■ **STATED EXERCISE**:
Filter this data down to the lines that hold "Münster", and copy them.

--- SUPPLIED RECORDS ---

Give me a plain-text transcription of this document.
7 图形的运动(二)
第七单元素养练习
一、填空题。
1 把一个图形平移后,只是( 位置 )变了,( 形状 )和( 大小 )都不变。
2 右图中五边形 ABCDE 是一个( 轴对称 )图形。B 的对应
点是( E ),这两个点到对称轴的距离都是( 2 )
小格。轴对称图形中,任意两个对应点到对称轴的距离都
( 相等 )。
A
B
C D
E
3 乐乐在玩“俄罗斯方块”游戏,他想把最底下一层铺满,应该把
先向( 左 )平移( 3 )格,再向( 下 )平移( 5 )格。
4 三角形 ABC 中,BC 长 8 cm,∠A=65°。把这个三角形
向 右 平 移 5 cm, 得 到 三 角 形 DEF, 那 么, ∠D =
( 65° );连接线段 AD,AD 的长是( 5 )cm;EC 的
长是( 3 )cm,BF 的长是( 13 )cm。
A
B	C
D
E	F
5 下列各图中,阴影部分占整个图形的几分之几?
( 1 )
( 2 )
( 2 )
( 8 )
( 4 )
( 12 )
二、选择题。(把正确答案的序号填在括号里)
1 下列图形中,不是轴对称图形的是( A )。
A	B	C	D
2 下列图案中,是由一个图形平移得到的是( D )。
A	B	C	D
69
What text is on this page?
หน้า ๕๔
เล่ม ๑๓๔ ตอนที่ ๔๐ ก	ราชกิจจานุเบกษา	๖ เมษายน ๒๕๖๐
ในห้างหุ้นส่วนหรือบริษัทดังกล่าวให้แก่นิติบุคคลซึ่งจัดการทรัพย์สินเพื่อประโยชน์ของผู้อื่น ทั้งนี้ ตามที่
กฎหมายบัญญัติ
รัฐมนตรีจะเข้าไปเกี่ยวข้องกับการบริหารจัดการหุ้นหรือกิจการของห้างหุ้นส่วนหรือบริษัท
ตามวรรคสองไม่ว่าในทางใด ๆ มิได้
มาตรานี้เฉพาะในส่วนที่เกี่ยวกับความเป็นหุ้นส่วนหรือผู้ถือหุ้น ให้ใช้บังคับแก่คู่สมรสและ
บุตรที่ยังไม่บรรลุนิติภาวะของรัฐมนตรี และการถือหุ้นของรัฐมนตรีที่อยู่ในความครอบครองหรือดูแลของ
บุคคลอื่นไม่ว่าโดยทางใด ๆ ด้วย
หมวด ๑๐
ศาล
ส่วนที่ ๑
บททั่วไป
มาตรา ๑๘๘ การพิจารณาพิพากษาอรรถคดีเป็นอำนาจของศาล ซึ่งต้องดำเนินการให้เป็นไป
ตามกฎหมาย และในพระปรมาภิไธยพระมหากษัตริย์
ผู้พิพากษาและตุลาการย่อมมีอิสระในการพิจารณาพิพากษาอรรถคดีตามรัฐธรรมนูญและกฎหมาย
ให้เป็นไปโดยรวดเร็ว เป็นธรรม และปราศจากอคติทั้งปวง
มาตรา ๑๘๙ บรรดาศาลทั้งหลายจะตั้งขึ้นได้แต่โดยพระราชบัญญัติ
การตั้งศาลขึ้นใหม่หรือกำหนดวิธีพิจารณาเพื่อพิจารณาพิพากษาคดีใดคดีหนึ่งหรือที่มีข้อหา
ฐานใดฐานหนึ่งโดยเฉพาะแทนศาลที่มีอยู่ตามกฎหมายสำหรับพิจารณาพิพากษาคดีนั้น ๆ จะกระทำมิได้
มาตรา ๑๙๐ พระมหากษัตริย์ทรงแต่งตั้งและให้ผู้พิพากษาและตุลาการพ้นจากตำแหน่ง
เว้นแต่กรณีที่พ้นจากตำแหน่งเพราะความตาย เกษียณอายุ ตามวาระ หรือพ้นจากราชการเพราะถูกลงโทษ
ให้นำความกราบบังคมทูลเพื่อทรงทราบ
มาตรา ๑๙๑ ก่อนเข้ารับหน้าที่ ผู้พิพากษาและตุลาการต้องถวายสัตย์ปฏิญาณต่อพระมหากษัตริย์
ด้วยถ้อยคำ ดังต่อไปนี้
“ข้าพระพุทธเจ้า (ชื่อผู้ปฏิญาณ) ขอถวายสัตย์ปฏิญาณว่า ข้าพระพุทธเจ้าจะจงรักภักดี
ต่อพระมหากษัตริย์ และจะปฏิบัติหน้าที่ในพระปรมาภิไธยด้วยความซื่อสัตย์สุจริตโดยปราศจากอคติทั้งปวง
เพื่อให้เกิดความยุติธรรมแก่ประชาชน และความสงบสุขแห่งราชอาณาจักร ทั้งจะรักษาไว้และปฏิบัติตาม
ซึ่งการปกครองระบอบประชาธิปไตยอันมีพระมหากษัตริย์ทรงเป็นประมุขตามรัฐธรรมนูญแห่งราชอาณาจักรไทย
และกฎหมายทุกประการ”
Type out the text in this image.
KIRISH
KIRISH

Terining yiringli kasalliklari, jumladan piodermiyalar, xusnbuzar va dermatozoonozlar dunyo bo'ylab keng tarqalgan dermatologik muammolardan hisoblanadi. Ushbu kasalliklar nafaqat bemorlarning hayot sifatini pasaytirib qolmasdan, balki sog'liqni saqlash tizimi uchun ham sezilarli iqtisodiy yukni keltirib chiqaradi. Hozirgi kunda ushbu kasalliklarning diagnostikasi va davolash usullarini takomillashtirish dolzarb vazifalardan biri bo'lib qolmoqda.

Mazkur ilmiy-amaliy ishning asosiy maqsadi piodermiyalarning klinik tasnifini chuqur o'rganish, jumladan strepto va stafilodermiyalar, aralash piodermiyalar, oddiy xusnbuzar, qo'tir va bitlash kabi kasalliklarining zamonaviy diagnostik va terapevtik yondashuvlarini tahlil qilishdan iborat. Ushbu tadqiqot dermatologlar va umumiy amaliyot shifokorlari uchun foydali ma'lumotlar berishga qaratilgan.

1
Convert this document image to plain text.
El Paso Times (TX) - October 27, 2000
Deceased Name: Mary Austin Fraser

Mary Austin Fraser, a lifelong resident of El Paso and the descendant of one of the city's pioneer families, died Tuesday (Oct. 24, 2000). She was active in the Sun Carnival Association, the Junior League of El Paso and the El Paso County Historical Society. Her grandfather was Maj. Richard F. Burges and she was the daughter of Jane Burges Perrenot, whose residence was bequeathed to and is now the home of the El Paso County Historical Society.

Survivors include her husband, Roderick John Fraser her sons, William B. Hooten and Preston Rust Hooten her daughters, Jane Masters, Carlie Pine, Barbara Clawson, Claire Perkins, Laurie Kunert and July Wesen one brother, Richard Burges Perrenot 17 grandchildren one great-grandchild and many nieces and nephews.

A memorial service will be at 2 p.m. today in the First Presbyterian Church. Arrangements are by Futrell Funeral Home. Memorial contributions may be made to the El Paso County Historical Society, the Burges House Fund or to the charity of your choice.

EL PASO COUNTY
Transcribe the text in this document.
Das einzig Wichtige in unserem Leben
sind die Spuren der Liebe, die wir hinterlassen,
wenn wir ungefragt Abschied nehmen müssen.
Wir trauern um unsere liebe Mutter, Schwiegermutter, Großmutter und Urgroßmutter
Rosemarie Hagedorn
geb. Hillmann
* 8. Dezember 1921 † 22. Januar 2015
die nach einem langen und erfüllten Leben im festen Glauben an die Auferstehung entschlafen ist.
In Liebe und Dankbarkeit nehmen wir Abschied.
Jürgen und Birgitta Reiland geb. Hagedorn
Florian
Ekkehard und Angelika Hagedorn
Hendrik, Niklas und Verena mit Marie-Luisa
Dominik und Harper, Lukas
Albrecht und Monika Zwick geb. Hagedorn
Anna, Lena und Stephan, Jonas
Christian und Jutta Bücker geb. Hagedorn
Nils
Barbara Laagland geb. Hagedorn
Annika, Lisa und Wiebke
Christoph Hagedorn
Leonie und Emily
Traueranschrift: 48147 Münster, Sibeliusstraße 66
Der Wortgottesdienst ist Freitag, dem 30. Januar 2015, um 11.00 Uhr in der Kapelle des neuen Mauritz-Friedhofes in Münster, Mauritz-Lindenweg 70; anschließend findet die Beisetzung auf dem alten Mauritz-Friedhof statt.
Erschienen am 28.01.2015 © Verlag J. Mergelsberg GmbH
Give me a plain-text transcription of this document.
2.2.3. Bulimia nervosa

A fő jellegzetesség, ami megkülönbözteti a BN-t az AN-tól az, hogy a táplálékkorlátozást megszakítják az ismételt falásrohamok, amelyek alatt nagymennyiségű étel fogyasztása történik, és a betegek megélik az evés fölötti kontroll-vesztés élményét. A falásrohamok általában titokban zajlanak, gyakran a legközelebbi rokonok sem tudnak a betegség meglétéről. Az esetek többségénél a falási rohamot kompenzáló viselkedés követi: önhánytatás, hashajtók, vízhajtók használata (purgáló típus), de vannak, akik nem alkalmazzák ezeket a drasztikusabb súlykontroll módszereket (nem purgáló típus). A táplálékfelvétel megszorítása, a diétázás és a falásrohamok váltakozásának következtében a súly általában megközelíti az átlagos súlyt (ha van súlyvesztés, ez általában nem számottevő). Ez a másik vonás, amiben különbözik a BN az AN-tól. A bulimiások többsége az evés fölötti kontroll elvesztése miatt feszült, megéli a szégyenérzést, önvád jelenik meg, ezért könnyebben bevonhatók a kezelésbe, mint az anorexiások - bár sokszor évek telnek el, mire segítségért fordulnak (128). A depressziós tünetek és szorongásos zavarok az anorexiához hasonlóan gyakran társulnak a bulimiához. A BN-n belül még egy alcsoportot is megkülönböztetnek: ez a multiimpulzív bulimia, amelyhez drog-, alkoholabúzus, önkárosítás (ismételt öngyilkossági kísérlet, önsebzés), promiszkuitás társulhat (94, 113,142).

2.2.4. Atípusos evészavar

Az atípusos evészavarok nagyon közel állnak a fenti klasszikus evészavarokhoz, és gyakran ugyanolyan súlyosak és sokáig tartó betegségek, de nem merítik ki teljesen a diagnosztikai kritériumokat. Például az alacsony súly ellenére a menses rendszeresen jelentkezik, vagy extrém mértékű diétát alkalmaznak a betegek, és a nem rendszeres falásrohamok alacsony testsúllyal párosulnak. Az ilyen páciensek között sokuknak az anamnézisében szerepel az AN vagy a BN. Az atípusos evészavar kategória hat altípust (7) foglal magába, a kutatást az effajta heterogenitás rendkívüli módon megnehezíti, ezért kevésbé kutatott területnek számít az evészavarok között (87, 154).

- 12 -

---

■ **CORRECT OUTPUT**:
Traueranschrift: 48147 Münster, Sibeliusstraße 66
Der Wortgottesdienst ist Freitag, dem 30. Januar 2015, um 11.00 Uhr in der Kapelle des neuen Mauritz-Friedhofes in Münster, Mauritz-Lindenweg 70; anschließend findet die Beisetzung auf dem alten Mauritz-Friedhof statt.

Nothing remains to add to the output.